CONSEGNA: Riporta parola per parola il pezzo del testo sulle fontane e i lavatoi, tutto da "La presenza, nella" giù fino a "e del raccolto.".

Le fontane e i lavatoi

La presenza, nella regione, di numerosi corsi d’acqua ha favorito la realizzazione, nel corso dei secoli, di numerose fontane. Costruite in pietra ed utilizzate prevalentemente per l’approvvigionamento delle famiglie e degli animali, ma anche come lavatoi. Infatti ciascuna fontana era dotata di più vasche: la fontana per attingere l’acqua potabile e per gli usi domestici; l’abbeveratoio utilizzato dagli animali; il lavatoio per lavare il bucato. Anche le fontane rivestivano la funzione di centri di aggregazione: più volte al giorno, le massaie andavano ad attingere l’acqua fresca e socializzavano tra di loro mentre i bambini giocavano. I contadini invece si incontravano nei pressi delle fontane per discutere della semina e del raccolto.

Dati di analisi strutturata della pagina:
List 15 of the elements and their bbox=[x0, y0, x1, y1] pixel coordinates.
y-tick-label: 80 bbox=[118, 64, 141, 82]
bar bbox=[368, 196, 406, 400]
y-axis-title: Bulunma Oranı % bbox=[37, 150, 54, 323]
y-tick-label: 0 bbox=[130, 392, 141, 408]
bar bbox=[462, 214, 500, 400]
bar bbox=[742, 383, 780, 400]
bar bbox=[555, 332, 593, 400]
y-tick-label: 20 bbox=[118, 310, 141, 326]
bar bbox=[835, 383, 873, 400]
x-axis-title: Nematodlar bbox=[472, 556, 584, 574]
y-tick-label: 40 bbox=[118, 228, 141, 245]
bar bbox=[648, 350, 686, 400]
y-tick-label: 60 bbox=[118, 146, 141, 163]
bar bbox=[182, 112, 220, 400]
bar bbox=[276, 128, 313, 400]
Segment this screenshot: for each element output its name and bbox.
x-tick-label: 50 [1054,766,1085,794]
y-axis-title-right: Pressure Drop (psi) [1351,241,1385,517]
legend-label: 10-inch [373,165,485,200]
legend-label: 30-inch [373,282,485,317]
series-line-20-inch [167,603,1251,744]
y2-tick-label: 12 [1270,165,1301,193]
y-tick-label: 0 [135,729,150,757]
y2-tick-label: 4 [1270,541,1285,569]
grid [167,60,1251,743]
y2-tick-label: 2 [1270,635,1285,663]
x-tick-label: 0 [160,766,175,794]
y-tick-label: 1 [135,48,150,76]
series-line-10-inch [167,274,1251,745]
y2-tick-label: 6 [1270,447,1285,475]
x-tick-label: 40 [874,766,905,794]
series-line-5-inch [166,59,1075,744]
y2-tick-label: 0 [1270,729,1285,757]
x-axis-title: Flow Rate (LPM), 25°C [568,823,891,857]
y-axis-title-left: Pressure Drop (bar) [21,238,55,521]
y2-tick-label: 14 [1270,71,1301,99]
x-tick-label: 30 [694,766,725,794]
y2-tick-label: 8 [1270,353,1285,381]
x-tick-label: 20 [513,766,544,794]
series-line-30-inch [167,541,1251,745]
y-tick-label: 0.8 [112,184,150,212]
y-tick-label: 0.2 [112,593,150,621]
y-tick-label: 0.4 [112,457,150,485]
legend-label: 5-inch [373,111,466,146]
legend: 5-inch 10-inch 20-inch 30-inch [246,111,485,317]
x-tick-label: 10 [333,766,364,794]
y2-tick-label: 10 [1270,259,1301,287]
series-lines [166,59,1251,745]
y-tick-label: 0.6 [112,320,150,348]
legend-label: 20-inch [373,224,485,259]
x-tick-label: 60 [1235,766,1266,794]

RISULTATO:
La presenza, nella regione, di numerosi corsi d’acqua ha favorito la realizzazione, nel corso dei secoli, di numerose fontane. Costruite in pietra ed utilizzate prevalentemente per l’approvvigionamento delle famiglie e degli animali, ma anche come lavatoi. Infatti ciascuna fontana era dotata di più vasche: la fontana per attingere l’acqua potabile e per gli usi domestici; l’abbeveratoio utilizzato dagli animali; il lavatoio per lavare il bucato. Anche le fontane rivestivano la funzione di centri di aggregazione: più volte al giorno, le massaie andavano ad attingere l’acqua fresca e socializzavano tra di loro mentre i bambini giocavano. I contadini invece si incontravano nei pressi delle fontane per discutere della semina e del raccolto.